● **WHAT THE EXERCISE ASKS**: Write out the data verbatim from its first line through the line containing "- colorbar-legend: [9, 500, 31, 503]", including that line.

━━━━━ DATA EXTRACT ━━━━━

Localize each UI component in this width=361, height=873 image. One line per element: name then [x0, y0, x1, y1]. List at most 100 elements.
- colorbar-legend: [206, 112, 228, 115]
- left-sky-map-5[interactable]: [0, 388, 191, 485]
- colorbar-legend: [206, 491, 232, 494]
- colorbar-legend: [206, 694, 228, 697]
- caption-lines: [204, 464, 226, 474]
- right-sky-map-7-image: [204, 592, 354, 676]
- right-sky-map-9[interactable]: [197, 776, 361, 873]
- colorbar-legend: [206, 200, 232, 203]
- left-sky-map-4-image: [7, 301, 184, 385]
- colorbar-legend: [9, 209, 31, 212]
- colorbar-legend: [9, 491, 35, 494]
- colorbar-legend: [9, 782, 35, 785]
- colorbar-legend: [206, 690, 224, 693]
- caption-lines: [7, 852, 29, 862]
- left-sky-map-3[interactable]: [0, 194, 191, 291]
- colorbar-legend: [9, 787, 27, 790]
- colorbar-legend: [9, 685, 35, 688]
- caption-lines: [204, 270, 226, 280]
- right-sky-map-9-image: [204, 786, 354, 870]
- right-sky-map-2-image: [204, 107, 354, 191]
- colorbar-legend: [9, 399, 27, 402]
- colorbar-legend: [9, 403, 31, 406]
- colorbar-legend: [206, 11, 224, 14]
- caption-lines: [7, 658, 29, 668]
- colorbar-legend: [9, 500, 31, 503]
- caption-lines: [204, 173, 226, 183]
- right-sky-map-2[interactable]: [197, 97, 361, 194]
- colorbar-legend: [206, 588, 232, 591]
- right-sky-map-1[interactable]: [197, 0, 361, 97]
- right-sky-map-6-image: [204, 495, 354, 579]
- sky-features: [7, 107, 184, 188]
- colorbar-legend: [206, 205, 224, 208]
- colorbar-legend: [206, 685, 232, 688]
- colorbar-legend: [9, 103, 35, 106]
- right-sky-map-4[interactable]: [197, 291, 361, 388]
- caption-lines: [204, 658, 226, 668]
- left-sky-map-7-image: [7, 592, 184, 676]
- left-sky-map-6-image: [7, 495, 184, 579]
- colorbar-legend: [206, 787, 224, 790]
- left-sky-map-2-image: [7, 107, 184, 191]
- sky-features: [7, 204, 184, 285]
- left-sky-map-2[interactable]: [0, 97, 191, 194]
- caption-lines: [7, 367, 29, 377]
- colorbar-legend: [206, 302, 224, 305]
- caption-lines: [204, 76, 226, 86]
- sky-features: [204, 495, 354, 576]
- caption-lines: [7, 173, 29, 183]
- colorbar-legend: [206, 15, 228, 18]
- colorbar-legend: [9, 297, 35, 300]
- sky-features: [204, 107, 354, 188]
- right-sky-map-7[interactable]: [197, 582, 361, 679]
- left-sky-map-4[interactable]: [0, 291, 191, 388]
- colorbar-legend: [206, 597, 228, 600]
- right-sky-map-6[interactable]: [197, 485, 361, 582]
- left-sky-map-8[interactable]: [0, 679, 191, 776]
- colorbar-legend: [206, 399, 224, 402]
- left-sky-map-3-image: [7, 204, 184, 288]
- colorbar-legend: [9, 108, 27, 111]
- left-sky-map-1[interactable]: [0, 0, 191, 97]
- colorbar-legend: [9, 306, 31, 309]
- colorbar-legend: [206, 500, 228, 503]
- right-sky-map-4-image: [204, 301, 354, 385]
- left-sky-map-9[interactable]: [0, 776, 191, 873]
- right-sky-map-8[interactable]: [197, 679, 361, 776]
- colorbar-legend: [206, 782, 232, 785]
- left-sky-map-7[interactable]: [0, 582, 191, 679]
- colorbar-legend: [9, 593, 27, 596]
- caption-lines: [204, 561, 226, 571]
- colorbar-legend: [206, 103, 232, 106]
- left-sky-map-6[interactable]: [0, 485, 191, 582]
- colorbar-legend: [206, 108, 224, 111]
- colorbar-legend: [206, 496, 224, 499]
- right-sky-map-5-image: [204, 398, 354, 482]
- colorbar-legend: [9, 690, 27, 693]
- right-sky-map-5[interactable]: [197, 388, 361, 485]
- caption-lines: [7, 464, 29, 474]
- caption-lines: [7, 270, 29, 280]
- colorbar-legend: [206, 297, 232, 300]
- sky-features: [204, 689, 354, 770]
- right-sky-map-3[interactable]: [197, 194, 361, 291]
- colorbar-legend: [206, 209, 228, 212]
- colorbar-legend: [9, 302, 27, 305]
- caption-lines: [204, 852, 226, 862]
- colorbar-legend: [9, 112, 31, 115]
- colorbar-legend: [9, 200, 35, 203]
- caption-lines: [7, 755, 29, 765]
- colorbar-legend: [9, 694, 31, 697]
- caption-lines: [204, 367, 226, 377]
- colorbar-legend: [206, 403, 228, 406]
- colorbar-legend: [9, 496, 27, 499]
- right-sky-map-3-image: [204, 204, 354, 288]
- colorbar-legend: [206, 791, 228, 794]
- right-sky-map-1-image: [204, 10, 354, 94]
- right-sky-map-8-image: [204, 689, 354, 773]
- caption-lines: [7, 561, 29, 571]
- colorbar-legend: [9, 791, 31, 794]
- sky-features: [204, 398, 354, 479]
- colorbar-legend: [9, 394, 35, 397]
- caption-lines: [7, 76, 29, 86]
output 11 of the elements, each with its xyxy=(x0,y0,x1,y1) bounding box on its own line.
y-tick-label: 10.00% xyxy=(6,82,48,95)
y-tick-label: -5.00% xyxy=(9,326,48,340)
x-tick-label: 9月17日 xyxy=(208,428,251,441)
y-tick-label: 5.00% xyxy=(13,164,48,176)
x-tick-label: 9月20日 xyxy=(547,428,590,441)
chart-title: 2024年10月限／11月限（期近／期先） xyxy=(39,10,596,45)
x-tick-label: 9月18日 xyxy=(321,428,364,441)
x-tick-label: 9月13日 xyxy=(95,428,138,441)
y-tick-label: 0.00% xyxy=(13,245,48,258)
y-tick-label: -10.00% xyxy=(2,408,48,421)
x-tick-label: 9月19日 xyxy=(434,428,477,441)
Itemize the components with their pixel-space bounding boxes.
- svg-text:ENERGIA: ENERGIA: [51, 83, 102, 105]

━━━━━

● **EXERCISE ANSWER**:
Localize each UI component in this width=361, height=873 image. One line per element: name then [x0, y0, x1, y1]. List at most 100 elements.
- colorbar-legend: [206, 112, 228, 115]
- left-sky-map-5[interactable]: [0, 388, 191, 485]
- colorbar-legend: [206, 491, 232, 494]
- colorbar-legend: [206, 694, 228, 697]
- caption-lines: [204, 464, 226, 474]
- right-sky-map-7-image: [204, 592, 354, 676]
- right-sky-map-9[interactable]: [197, 776, 361, 873]
- colorbar-legend: [206, 200, 232, 203]
- left-sky-map-4-image: [7, 301, 184, 385]
- colorbar-legend: [9, 209, 31, 212]
- colorbar-legend: [9, 491, 35, 494]
- colorbar-legend: [9, 782, 35, 785]
- colorbar-legend: [206, 690, 224, 693]
- caption-lines: [7, 852, 29, 862]
- left-sky-map-3[interactable]: [0, 194, 191, 291]
- colorbar-legend: [9, 787, 27, 790]
- colorbar-legend: [9, 685, 35, 688]
- caption-lines: [204, 270, 226, 280]
- right-sky-map-9-image: [204, 786, 354, 870]
- right-sky-map-2-image: [204, 107, 354, 191]
- colorbar-legend: [9, 399, 27, 402]
- colorbar-legend: [9, 403, 31, 406]
- colorbar-legend: [206, 11, 224, 14]
- caption-lines: [7, 658, 29, 668]
- colorbar-legend: [9, 500, 31, 503]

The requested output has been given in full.